▶ The problem: Among the entries, which lines carry the string "پاسخ"? Copy each of them.

[Dataset items]
== == ==

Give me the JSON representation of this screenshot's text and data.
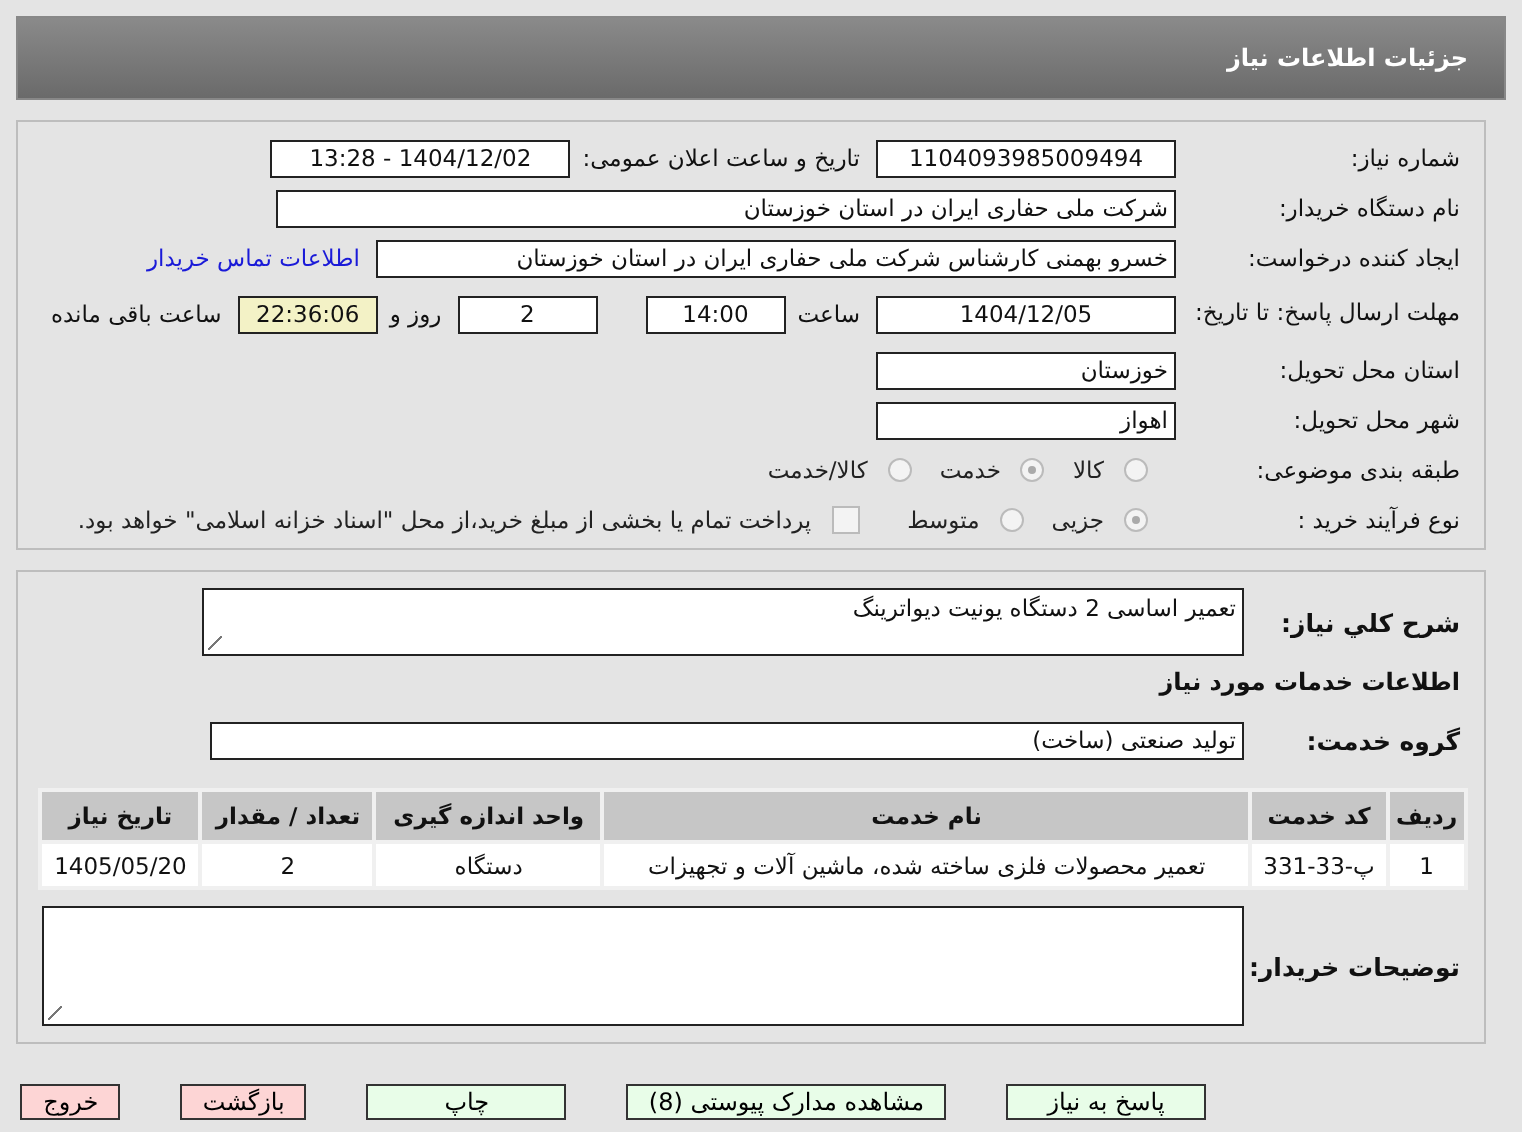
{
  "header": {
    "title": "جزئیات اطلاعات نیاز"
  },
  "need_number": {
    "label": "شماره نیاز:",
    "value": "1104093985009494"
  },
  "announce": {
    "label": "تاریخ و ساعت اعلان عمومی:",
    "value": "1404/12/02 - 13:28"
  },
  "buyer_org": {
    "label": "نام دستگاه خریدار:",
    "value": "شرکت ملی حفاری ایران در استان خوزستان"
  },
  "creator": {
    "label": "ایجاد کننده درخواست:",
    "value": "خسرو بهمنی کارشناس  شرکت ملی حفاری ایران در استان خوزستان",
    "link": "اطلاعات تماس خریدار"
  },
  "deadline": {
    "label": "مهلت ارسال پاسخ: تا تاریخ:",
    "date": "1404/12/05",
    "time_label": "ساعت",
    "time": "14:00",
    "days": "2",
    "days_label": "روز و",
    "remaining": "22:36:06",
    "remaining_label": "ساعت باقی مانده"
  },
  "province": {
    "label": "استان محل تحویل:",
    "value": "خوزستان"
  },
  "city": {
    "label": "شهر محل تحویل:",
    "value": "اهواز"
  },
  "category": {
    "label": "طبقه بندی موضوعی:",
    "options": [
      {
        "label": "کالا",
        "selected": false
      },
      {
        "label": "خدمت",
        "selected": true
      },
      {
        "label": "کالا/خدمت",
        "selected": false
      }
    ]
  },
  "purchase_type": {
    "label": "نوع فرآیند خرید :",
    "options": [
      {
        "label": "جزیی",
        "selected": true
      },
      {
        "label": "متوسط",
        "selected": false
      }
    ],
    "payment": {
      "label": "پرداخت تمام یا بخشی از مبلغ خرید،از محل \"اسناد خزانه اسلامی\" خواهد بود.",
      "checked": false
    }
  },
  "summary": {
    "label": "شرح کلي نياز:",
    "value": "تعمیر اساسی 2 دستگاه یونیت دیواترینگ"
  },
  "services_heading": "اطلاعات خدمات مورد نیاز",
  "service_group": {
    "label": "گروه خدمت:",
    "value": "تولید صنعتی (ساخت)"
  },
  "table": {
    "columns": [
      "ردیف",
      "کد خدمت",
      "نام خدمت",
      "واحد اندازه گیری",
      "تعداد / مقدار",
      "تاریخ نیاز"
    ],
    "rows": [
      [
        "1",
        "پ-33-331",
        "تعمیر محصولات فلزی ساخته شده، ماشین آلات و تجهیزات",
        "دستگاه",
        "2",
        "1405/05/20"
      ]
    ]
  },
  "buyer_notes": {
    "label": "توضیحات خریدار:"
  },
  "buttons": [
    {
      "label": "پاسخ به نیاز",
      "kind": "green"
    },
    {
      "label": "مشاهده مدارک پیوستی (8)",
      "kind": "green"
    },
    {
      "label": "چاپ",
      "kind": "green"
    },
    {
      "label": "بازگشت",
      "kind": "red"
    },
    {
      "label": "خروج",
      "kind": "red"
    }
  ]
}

== == ==

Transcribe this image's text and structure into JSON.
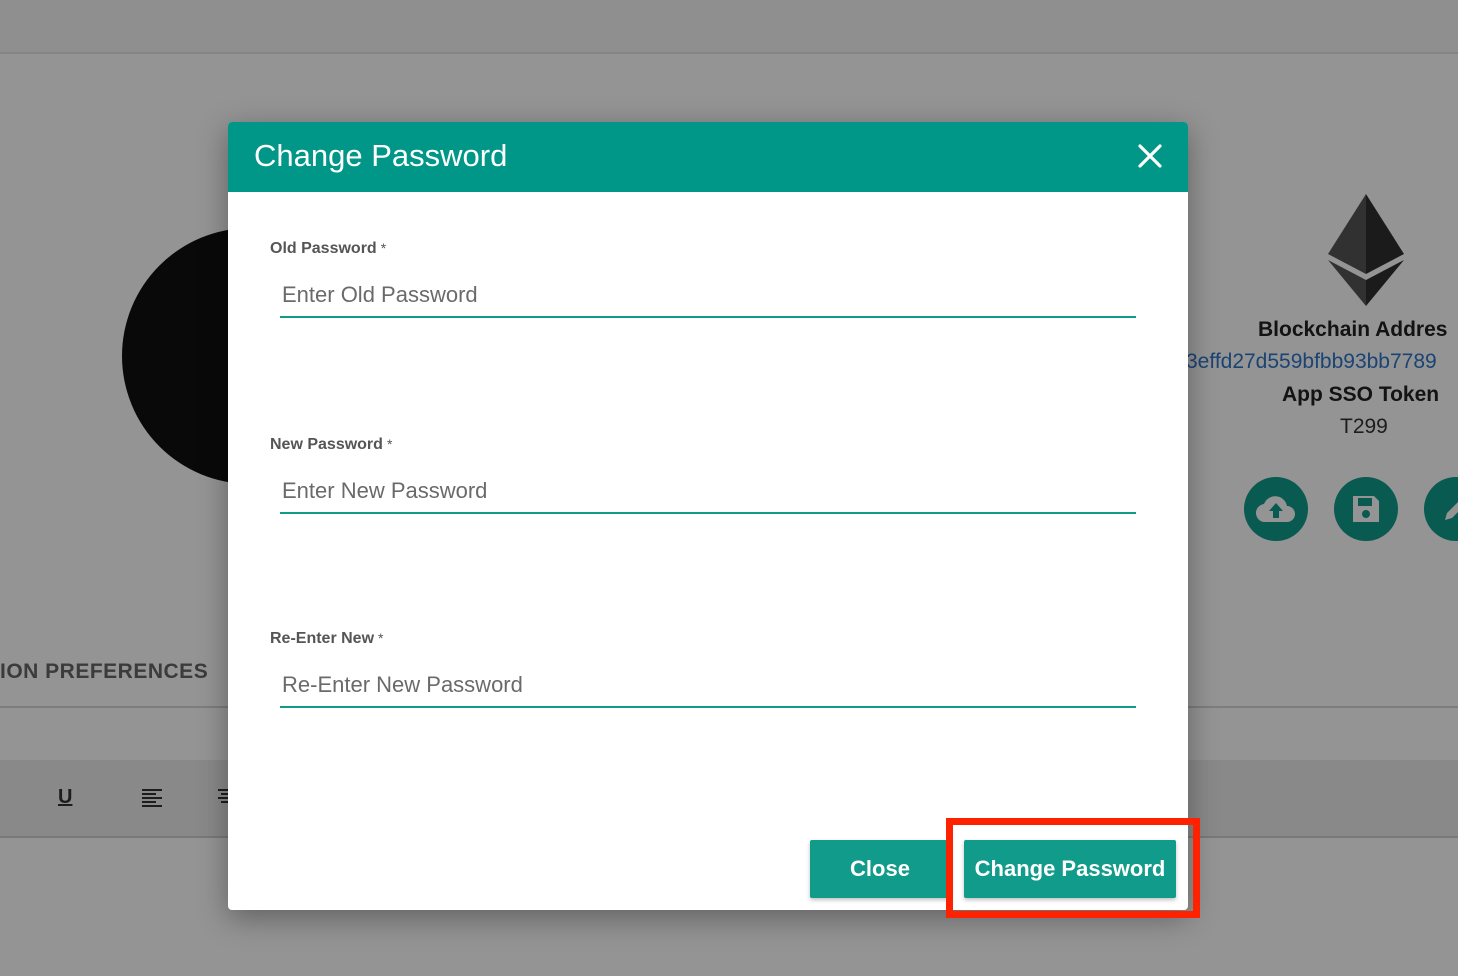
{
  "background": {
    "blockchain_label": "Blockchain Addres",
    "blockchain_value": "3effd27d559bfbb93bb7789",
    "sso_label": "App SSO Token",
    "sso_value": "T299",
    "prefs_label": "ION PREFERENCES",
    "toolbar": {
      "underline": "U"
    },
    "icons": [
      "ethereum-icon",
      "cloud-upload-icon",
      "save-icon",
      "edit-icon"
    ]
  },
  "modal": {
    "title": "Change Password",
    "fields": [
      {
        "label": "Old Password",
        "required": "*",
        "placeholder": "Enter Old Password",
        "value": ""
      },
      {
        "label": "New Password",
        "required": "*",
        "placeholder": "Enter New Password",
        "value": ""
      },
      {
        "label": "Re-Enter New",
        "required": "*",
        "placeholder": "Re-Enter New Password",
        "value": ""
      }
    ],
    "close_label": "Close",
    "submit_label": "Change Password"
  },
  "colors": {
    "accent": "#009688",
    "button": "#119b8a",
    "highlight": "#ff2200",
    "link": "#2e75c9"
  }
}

== == ==

▶ Exercise answer:
    "label": "مهلت ارسال پاسخ: تا تاریخ:",
      "label": "پاسخ به نیاز",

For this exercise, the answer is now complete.